┌─ Data shown
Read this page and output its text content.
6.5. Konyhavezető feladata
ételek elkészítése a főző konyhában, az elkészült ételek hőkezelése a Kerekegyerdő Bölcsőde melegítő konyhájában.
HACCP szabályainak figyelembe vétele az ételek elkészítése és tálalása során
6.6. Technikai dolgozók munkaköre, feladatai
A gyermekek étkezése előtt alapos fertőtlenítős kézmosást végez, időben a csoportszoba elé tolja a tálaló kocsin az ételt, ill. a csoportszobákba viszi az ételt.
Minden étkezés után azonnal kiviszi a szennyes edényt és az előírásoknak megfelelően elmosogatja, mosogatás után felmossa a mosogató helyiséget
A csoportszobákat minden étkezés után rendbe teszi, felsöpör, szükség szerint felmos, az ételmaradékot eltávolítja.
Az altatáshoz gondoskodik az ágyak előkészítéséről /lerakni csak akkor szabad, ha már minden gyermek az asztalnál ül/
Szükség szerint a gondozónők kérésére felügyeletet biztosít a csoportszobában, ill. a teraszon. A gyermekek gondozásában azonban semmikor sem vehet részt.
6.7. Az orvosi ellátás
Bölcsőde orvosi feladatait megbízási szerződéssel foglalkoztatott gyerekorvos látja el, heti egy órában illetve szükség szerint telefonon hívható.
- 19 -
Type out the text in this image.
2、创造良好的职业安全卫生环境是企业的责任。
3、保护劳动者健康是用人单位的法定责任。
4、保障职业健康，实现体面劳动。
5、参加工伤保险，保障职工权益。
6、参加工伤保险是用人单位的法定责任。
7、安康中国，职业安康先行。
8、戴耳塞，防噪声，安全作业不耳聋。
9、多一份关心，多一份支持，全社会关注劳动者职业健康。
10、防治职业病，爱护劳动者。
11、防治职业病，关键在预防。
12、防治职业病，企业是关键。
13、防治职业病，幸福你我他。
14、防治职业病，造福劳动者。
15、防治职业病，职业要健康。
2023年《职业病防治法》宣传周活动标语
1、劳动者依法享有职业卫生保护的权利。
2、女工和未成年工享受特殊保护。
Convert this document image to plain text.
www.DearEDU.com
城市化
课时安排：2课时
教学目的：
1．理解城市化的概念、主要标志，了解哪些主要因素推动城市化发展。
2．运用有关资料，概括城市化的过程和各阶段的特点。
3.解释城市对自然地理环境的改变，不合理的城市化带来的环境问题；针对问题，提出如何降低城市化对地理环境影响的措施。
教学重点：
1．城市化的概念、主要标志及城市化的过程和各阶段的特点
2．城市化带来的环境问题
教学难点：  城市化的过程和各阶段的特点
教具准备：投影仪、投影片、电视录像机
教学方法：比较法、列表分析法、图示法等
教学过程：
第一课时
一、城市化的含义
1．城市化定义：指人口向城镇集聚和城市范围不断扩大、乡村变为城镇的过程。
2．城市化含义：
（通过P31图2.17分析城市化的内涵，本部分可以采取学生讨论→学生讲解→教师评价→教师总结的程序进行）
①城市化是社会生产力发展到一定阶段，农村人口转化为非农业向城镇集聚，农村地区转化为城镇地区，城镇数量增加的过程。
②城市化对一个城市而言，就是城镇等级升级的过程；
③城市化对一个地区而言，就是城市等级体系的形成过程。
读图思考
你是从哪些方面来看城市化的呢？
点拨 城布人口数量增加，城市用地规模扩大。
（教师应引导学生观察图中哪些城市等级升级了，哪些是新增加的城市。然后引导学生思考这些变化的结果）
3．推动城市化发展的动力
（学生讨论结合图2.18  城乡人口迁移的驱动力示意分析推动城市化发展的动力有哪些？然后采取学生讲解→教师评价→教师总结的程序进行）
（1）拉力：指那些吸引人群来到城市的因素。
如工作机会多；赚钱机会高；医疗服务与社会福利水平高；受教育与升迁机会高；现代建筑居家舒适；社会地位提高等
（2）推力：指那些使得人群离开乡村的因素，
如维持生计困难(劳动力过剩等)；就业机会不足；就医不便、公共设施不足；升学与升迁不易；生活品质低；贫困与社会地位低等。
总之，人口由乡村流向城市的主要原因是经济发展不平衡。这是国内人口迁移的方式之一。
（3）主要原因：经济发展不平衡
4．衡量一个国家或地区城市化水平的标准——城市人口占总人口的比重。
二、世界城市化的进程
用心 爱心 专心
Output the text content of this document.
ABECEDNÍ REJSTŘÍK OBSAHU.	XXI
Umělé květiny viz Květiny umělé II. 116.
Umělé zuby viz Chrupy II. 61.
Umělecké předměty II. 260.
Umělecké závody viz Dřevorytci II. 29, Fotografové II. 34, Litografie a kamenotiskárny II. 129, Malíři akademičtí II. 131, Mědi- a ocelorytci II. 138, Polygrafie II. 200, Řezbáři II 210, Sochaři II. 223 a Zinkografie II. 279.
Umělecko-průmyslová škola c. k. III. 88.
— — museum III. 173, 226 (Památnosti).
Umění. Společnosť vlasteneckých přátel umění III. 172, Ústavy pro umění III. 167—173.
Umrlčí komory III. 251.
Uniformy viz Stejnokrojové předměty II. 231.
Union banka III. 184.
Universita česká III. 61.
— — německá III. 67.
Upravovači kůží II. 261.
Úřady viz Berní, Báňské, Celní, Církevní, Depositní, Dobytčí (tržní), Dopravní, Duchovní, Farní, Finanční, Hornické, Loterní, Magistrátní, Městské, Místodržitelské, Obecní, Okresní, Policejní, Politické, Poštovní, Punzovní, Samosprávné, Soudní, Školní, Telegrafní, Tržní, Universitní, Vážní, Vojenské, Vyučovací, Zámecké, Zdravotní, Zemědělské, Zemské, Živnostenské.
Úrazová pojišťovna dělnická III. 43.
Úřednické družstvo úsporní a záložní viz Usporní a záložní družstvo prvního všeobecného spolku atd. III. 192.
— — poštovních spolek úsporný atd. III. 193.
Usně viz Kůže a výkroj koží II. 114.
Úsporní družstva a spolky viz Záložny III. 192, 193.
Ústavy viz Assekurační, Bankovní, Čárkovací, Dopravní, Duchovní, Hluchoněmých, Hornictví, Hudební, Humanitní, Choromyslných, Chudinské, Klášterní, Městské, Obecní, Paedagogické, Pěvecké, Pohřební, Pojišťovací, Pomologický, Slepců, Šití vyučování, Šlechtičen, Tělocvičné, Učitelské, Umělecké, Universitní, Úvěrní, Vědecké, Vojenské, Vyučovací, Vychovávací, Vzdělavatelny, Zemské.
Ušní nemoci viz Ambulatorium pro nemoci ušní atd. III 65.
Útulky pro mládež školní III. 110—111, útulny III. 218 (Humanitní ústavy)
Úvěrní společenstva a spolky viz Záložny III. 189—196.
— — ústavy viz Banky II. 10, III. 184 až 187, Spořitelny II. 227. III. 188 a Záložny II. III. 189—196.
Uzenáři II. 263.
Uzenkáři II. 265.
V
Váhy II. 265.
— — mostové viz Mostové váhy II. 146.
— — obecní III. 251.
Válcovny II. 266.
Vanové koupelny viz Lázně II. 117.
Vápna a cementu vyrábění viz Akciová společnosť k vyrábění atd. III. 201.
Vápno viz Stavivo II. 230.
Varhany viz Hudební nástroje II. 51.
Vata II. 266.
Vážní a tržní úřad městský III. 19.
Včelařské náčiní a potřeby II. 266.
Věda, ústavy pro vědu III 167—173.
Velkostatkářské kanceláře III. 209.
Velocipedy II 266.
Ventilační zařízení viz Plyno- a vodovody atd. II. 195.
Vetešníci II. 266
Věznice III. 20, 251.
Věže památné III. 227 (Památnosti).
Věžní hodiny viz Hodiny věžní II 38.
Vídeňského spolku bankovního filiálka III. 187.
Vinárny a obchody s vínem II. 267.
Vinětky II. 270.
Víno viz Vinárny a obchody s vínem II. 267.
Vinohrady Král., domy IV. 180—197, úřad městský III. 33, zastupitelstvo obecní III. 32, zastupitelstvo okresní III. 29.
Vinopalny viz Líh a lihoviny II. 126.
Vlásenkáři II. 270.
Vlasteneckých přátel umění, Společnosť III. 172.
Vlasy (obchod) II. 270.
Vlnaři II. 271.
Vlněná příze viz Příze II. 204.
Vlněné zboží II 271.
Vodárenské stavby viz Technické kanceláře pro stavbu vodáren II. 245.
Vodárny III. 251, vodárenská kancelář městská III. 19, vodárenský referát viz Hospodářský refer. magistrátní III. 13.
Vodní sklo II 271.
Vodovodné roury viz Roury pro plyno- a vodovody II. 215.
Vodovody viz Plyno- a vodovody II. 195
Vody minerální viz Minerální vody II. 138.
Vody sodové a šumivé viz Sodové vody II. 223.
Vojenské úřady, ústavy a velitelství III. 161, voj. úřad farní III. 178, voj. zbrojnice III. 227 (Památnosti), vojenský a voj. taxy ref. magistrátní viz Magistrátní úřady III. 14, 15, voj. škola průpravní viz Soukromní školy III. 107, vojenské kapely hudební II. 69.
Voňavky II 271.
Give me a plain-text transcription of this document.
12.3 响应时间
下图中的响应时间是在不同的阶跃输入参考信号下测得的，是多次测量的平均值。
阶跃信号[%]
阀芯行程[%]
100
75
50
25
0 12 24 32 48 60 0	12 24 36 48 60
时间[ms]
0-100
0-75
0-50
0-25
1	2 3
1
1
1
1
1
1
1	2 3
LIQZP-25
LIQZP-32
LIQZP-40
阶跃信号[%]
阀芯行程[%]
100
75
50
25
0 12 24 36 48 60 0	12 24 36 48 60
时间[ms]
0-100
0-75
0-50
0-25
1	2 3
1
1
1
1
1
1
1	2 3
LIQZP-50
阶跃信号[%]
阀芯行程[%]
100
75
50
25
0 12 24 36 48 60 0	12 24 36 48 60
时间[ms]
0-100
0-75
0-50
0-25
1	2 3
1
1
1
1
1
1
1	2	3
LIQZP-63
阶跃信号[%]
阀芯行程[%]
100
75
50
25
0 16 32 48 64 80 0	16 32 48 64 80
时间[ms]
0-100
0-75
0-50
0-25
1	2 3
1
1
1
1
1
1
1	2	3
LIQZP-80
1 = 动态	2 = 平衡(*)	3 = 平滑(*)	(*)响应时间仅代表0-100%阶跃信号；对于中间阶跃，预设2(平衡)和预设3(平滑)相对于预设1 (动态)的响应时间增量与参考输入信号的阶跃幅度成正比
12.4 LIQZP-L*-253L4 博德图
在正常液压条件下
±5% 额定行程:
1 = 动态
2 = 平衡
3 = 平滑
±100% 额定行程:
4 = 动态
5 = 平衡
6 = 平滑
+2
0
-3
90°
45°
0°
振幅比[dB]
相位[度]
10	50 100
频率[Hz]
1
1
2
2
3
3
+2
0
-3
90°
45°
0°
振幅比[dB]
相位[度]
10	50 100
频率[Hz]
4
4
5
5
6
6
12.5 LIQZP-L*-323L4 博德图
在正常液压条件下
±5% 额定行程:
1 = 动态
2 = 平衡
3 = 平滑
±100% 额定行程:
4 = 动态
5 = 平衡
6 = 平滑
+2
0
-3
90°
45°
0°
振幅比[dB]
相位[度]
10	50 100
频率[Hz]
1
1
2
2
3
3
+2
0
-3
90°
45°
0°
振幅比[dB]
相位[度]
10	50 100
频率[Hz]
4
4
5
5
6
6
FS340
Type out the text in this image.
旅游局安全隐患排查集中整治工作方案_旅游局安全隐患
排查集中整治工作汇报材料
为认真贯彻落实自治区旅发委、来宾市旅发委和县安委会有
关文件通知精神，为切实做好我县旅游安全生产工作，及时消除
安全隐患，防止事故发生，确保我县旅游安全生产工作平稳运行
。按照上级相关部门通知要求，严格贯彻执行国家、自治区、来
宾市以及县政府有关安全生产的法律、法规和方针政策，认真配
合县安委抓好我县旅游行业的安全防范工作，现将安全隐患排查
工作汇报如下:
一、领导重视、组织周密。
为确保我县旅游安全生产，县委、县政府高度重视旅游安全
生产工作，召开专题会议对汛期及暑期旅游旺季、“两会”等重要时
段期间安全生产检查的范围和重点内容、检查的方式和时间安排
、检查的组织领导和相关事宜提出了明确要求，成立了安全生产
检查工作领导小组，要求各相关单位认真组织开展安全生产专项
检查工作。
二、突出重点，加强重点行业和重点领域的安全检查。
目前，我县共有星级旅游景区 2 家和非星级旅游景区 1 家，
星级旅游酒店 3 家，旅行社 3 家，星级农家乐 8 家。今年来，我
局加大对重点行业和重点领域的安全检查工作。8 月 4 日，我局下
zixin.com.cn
└─
:: Work to do ::
Pick out and copy every line that contains the word "elkészítése".

:: The answer ::
ételek elkészítése a főző konyhában, az elkészült ételek hőkezelése a Kerekegyerdő Bölcsőde melegítő konyhájában.
HACCP szabályainak figyelembe vétele az ételek elkészítése és tálalása során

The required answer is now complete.